Element position data:
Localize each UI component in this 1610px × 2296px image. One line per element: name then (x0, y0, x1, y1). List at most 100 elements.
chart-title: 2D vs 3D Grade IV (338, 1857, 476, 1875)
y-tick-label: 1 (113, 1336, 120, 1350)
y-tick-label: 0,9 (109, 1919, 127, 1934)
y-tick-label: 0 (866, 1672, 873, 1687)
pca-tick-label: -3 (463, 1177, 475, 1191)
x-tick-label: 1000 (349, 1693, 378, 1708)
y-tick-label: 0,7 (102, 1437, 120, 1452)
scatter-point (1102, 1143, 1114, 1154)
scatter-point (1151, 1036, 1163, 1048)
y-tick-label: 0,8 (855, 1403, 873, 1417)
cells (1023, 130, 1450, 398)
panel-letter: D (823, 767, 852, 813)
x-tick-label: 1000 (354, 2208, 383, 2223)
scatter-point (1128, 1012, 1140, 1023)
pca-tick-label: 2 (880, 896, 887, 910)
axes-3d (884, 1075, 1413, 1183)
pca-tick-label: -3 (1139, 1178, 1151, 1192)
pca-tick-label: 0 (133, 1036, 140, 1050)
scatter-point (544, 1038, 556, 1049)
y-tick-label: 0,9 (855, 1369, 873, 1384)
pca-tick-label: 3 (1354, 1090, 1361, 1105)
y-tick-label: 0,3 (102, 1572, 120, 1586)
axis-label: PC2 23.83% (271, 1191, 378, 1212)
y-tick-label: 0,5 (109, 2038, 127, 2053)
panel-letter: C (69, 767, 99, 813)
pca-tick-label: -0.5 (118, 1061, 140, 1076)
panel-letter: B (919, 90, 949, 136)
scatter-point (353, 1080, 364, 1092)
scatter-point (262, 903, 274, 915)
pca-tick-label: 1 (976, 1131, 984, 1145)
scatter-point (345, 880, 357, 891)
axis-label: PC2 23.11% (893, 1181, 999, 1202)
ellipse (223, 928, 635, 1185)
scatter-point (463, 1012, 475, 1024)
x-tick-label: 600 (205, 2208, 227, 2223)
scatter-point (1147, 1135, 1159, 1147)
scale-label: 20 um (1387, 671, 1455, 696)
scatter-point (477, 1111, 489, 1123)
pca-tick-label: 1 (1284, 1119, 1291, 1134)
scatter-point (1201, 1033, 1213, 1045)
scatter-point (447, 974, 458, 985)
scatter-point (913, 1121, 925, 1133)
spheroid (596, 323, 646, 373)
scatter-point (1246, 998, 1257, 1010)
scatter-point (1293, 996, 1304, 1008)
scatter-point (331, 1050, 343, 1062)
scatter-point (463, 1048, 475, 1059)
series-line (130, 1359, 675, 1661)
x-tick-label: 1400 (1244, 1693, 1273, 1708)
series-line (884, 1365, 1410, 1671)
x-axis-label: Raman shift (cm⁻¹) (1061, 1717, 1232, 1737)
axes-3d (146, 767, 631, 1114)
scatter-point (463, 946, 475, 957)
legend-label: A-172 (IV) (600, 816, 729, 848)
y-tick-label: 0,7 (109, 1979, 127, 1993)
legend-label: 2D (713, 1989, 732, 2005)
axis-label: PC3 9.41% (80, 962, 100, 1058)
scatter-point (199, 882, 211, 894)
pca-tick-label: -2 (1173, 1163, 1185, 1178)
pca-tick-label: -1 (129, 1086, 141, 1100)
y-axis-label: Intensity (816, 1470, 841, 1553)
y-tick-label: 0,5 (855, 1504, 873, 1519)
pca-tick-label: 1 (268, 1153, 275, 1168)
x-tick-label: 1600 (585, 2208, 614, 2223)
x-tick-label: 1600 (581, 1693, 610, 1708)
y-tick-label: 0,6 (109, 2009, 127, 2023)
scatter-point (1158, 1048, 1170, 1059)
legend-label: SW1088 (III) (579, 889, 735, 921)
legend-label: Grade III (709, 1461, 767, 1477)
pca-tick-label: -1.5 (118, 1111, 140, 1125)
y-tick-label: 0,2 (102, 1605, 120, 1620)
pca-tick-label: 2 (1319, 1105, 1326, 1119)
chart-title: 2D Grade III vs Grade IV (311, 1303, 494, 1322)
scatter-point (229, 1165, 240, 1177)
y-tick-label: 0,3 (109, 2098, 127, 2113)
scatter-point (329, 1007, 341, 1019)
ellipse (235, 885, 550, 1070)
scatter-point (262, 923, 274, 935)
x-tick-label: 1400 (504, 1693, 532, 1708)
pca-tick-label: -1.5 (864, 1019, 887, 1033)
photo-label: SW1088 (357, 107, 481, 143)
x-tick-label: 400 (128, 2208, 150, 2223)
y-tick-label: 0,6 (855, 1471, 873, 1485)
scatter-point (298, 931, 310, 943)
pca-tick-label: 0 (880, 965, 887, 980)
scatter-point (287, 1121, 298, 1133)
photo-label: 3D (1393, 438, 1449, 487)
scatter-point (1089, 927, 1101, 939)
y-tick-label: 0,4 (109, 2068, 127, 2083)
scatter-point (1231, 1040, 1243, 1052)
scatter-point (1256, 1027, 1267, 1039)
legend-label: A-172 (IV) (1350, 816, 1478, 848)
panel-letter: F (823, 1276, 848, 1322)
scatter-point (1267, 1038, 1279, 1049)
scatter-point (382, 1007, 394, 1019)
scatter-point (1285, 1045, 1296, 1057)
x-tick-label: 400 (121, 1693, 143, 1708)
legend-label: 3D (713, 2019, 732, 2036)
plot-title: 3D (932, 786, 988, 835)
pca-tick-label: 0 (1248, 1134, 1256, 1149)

=== Exercise description ===
Copy out every line of the records above word for word, with nothing changed or left out.

=== Expected output ===
Localize each UI component in this 1610px × 2296px image. One line per element: name then (x0, y0, x1, y1). List at most 100 elements.
chart-title: 2D vs 3D Grade IV (338, 1857, 476, 1875)
y-tick-label: 1 (113, 1336, 120, 1350)
y-tick-label: 0,9 (109, 1919, 127, 1934)
y-tick-label: 0 (866, 1672, 873, 1687)
pca-tick-label: -3 (463, 1177, 475, 1191)
x-tick-label: 1000 (349, 1693, 378, 1708)
y-tick-label: 0,7 (102, 1437, 120, 1452)
scatter-point (1102, 1143, 1114, 1154)
scatter-point (1151, 1036, 1163, 1048)
y-tick-label: 0,8 (855, 1403, 873, 1417)
cells (1023, 130, 1450, 398)
panel-letter: D (823, 767, 852, 813)
x-tick-label: 1000 (354, 2208, 383, 2223)
scatter-point (1128, 1012, 1140, 1023)
pca-tick-label: 2 (880, 896, 887, 910)
axes-3d (884, 1075, 1413, 1183)
pca-tick-label: -3 (1139, 1178, 1151, 1192)
pca-tick-label: 0 (133, 1036, 140, 1050)
scatter-point (544, 1038, 556, 1049)
y-tick-label: 0,9 (855, 1369, 873, 1384)
pca-tick-label: 3 (1354, 1090, 1361, 1105)
y-tick-label: 0,3 (102, 1572, 120, 1586)
axis-label: PC2 23.83% (271, 1191, 378, 1212)
y-tick-label: 0,5 (109, 2038, 127, 2053)
panel-letter: C (69, 767, 99, 813)
pca-tick-label: -0.5 (118, 1061, 140, 1076)
panel-letter: B (919, 90, 949, 136)
scatter-point (353, 1080, 364, 1092)
scatter-point (262, 903, 274, 915)
pca-tick-label: 1 (976, 1131, 984, 1145)
scatter-point (345, 880, 357, 891)
axis-label: PC2 23.11% (893, 1181, 999, 1202)
ellipse (223, 928, 635, 1185)
scatter-point (463, 1012, 475, 1024)
x-tick-label: 600 (205, 2208, 227, 2223)
scatter-point (1147, 1135, 1159, 1147)
scale-label: 20 um (1387, 671, 1455, 696)
scatter-point (477, 1111, 489, 1123)
pca-tick-label: 1 (1284, 1119, 1291, 1134)
scatter-point (1201, 1033, 1213, 1045)
scatter-point (447, 974, 458, 985)
scatter-point (913, 1121, 925, 1133)
spheroid (596, 323, 646, 373)
scatter-point (1246, 998, 1257, 1010)
scatter-point (1293, 996, 1304, 1008)
scatter-point (331, 1050, 343, 1062)
scatter-point (463, 1048, 475, 1059)
series-line (130, 1359, 675, 1661)
x-tick-label: 1400 (1244, 1693, 1273, 1708)
series-line (884, 1365, 1410, 1671)
x-axis-label: Raman shift (cm⁻¹) (1061, 1717, 1232, 1737)
axes-3d (146, 767, 631, 1114)
scatter-point (463, 946, 475, 957)
legend-label: A-172 (IV) (600, 816, 729, 848)
y-tick-label: 0,7 (109, 1979, 127, 1993)
legend-label: 2D (713, 1989, 732, 2005)
axis-label: PC3 9.41% (80, 962, 100, 1058)
scatter-point (199, 882, 211, 894)
pca-tick-label: -2 (1173, 1163, 1185, 1178)
pca-tick-label: -1 (129, 1086, 141, 1100)
y-axis-label: Intensity (816, 1470, 841, 1553)
y-tick-label: 0,5 (855, 1504, 873, 1519)
pca-tick-label: 1 (268, 1153, 275, 1168)
x-tick-label: 1600 (585, 2208, 614, 2223)
x-tick-label: 1600 (581, 1693, 610, 1708)
y-tick-label: 0,6 (109, 2009, 127, 2023)
scatter-point (1158, 1048, 1170, 1059)
legend-label: SW1088 (III) (579, 889, 735, 921)
legend-label: Grade III (709, 1461, 767, 1477)
pca-tick-label: -1.5 (118, 1111, 140, 1125)
y-tick-label: 0,2 (102, 1605, 120, 1620)
pca-tick-label: 2 (1319, 1105, 1326, 1119)
chart-title: 2D Grade III vs Grade IV (311, 1303, 494, 1322)
scatter-point (229, 1165, 240, 1177)
y-tick-label: 0,3 (109, 2098, 127, 2113)
scatter-point (329, 1007, 341, 1019)
ellipse (235, 885, 550, 1070)
scatter-point (262, 923, 274, 935)
x-tick-label: 1400 (504, 1693, 532, 1708)
pca-tick-label: -1.5 (864, 1019, 887, 1033)
photo-label: SW1088 (357, 107, 481, 143)
x-tick-label: 400 (128, 2208, 150, 2223)
y-tick-label: 0,6 (855, 1471, 873, 1485)
scatter-point (298, 931, 310, 943)
pca-tick-label: 0 (880, 965, 887, 980)
scatter-point (287, 1121, 298, 1133)
photo-label: 3D (1393, 438, 1449, 487)
scatter-point (1089, 927, 1101, 939)
y-tick-label: 0,4 (109, 2068, 127, 2083)
scatter-point (1231, 1040, 1243, 1052)
scatter-point (1256, 1027, 1267, 1039)
legend-label: A-172 (IV) (1350, 816, 1478, 848)
panel-letter: F (823, 1276, 848, 1322)
scatter-point (1267, 1038, 1279, 1049)
scatter-point (382, 1007, 394, 1019)
scatter-point (1285, 1045, 1296, 1057)
x-tick-label: 400 (121, 1693, 143, 1708)
legend-label: 3D (713, 2019, 732, 2036)
plot-title: 3D (932, 786, 988, 835)
pca-tick-label: 0 (1248, 1134, 1256, 1149)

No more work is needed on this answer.